--- START ---

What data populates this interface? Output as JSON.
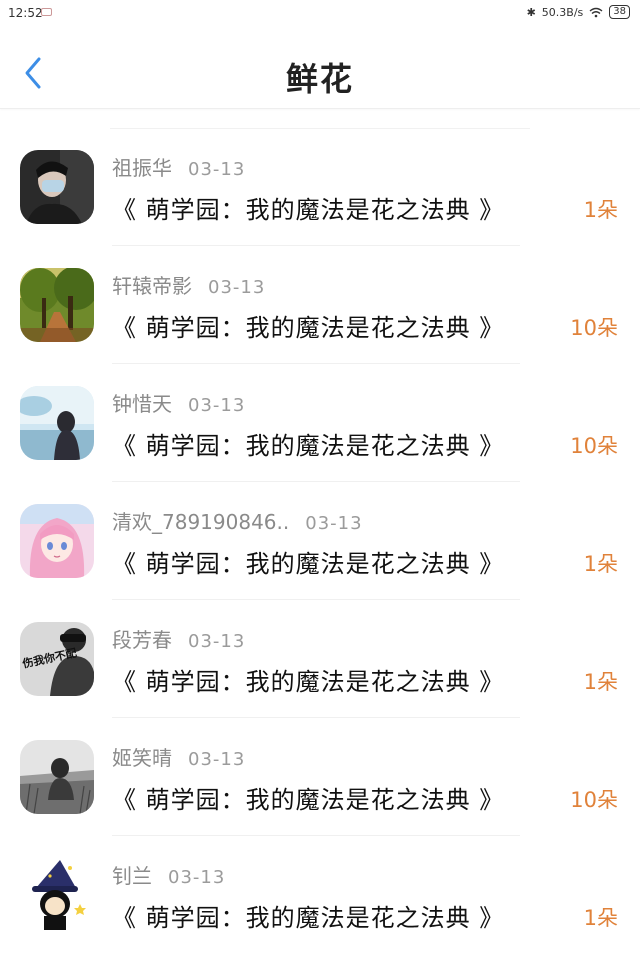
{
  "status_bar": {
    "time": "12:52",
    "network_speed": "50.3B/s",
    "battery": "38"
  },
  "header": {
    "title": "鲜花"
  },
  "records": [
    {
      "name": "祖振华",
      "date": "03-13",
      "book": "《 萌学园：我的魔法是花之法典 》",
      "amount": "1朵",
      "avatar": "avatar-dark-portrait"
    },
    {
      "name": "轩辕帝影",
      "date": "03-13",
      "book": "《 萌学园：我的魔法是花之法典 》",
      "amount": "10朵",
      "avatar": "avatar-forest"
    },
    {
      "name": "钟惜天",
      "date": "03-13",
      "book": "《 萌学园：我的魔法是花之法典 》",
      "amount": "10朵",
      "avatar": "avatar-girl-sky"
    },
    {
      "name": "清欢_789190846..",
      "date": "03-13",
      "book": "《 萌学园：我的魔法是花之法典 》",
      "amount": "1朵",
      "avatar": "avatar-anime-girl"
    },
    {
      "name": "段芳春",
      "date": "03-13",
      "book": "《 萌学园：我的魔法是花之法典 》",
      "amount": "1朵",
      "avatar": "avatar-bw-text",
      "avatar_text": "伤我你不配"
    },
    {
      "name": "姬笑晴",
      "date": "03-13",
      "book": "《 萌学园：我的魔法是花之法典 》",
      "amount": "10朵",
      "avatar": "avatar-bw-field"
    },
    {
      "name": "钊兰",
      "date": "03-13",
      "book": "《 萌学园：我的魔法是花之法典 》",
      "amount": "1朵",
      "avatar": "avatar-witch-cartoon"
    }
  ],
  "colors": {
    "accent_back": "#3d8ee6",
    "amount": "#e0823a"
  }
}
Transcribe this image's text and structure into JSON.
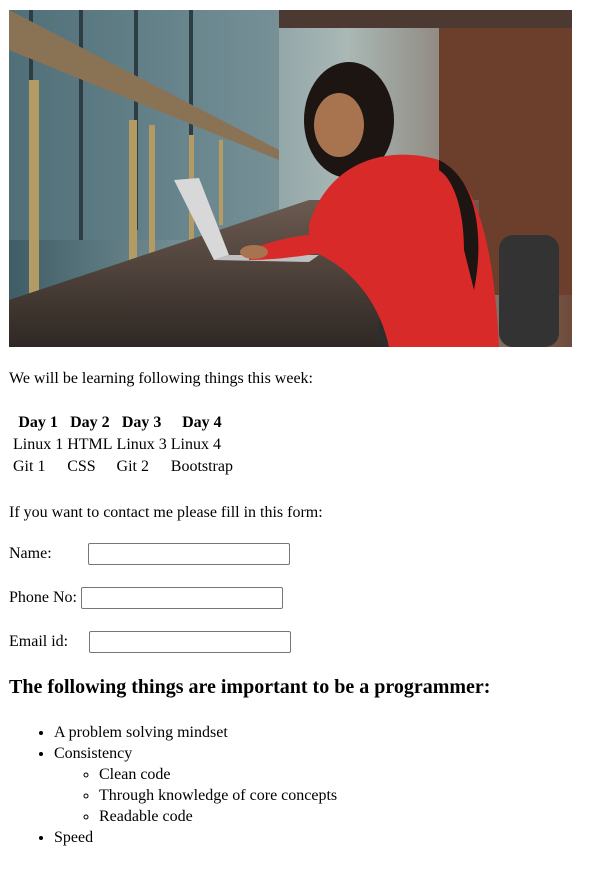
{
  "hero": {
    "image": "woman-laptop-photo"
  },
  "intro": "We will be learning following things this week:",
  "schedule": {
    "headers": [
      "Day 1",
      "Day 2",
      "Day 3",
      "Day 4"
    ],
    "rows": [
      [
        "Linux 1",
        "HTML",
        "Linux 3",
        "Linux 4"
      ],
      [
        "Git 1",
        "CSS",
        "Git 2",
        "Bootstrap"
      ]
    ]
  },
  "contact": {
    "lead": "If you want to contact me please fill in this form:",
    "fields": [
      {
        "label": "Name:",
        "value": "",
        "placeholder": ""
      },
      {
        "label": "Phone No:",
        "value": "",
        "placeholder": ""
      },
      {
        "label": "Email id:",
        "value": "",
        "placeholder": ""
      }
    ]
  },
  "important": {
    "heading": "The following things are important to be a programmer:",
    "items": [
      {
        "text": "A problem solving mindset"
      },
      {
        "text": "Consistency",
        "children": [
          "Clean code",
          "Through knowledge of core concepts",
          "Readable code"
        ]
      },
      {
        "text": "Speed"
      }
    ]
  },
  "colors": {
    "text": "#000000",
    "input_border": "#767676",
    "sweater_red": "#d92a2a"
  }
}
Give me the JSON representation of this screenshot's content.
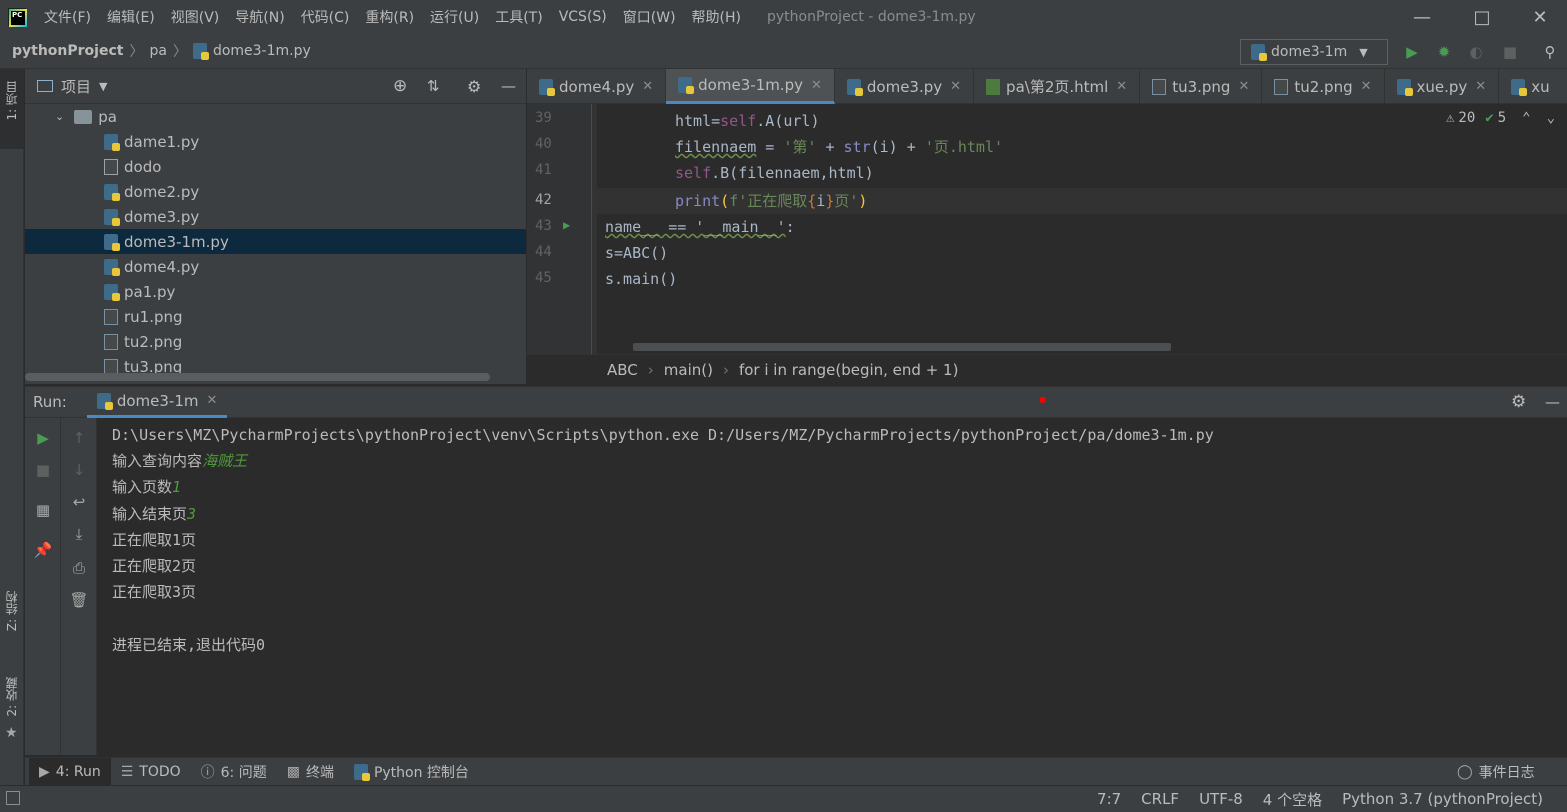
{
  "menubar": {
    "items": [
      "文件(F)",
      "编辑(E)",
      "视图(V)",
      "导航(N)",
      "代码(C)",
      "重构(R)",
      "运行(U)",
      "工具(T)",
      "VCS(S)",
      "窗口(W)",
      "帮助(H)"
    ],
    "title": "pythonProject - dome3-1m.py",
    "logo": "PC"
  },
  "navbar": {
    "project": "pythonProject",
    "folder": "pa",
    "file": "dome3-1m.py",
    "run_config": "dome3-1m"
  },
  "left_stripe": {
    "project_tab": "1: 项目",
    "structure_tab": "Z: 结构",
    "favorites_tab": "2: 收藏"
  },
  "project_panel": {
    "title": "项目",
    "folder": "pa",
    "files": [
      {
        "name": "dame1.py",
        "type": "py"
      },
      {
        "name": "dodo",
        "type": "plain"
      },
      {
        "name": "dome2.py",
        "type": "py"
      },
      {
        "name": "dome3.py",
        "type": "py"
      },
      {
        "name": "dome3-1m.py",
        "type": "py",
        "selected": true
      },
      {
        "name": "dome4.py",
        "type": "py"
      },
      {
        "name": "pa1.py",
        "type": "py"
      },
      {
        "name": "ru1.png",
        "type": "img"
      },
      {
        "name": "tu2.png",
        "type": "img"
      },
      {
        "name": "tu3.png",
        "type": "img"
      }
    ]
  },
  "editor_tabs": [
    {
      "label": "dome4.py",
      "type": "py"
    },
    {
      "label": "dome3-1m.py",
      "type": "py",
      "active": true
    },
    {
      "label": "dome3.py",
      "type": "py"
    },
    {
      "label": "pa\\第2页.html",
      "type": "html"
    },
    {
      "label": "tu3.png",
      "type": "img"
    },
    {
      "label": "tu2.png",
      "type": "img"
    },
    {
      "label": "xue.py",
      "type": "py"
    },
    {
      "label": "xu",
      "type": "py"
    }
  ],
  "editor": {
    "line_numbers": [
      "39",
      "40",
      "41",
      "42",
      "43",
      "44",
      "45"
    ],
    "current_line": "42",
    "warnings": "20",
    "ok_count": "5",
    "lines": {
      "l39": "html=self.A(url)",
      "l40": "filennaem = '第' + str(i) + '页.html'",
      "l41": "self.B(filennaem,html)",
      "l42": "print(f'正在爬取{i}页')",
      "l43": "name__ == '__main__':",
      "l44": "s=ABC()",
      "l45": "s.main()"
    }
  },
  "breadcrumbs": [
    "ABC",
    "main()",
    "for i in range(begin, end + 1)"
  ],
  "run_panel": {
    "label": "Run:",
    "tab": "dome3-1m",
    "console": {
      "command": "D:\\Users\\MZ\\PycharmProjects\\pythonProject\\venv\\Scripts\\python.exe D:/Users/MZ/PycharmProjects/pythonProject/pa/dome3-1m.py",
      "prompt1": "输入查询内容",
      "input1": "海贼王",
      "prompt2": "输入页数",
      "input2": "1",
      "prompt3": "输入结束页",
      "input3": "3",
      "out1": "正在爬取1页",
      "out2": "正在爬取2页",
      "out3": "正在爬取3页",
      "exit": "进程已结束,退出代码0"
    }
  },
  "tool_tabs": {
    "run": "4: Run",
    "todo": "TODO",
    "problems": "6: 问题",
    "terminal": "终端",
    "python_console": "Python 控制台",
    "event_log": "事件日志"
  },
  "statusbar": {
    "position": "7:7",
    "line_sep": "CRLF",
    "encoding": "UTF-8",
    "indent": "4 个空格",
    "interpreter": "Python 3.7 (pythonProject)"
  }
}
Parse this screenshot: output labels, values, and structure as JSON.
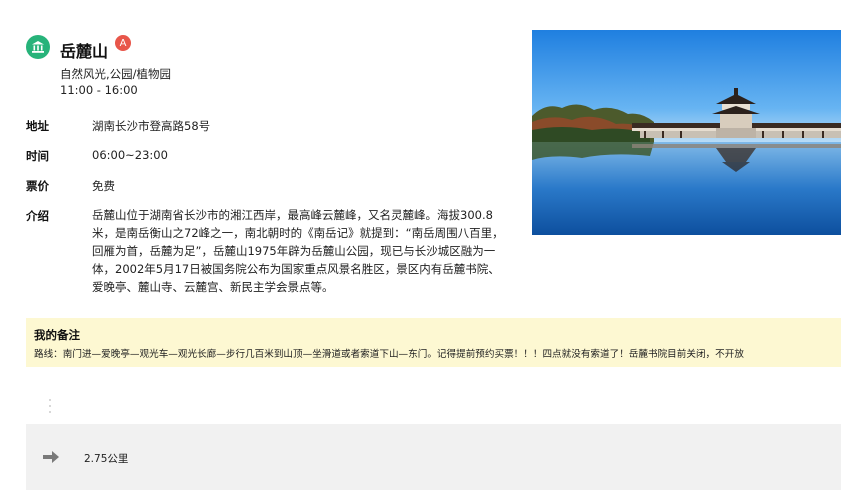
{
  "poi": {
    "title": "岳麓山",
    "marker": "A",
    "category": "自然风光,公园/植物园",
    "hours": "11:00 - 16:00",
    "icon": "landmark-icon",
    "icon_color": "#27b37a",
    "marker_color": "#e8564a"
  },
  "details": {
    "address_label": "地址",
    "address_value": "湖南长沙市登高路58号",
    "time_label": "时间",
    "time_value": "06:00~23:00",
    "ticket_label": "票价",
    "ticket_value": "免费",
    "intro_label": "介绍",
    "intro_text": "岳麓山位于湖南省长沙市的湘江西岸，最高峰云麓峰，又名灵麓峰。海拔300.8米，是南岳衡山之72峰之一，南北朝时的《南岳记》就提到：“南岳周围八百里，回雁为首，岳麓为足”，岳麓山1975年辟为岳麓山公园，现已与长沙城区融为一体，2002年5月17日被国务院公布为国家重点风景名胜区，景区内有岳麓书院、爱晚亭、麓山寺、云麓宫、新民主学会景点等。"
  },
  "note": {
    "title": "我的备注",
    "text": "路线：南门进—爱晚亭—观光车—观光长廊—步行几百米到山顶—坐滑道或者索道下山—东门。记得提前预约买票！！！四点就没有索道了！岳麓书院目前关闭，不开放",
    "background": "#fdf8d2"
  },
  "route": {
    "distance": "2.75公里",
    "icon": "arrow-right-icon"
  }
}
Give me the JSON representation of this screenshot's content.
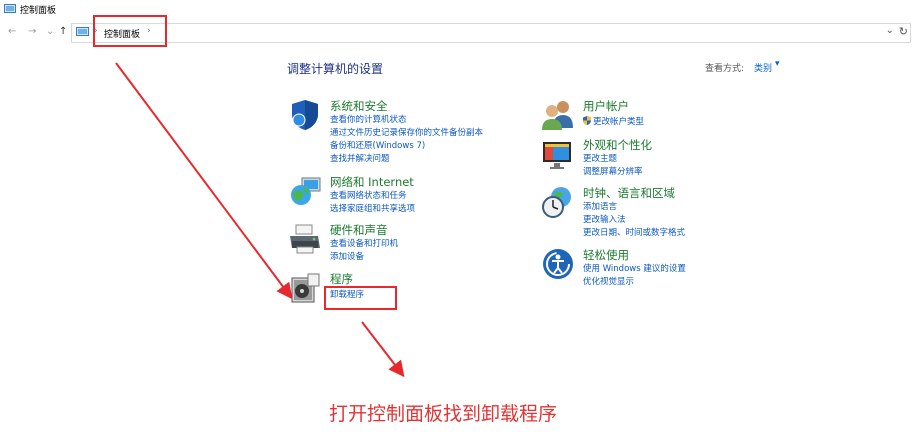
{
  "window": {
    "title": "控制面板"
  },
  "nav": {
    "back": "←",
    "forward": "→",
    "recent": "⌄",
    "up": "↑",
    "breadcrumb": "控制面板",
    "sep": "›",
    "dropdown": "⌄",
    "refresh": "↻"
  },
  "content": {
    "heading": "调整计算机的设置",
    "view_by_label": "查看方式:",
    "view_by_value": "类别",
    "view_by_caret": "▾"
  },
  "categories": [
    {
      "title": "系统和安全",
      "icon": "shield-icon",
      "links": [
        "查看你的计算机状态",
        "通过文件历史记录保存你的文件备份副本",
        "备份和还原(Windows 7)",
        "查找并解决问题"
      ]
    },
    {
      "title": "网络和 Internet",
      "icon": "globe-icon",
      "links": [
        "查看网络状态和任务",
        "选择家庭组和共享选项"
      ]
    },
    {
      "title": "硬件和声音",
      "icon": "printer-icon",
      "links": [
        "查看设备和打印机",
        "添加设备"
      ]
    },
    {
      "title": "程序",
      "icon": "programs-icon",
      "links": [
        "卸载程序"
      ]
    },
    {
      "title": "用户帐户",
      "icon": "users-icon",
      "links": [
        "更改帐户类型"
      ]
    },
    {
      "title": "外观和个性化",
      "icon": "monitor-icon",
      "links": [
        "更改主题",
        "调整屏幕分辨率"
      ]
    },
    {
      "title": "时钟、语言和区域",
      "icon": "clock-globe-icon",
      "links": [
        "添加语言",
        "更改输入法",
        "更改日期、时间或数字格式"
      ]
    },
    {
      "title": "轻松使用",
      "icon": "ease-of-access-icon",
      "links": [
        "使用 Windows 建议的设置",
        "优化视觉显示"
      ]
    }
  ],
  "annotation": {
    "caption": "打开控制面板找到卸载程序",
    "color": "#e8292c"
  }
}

--- END ---

**WHAT YOU NEED TO DO:** Collect every line from the records above that contains the word "this".

**SOLUTION:**
What data populates this interface? Output as JSON.
Transcribe this image's text and structure into JSON.
  "intro": "We will be learning following things this week:",
    "lead": "If you want to contact me please fill in this form:",
Give me the JSON representation of this screenshot's content.
Parse this screenshot: output labels, values, and structure as JSON.
Give me the JSON representation of this screenshot's content.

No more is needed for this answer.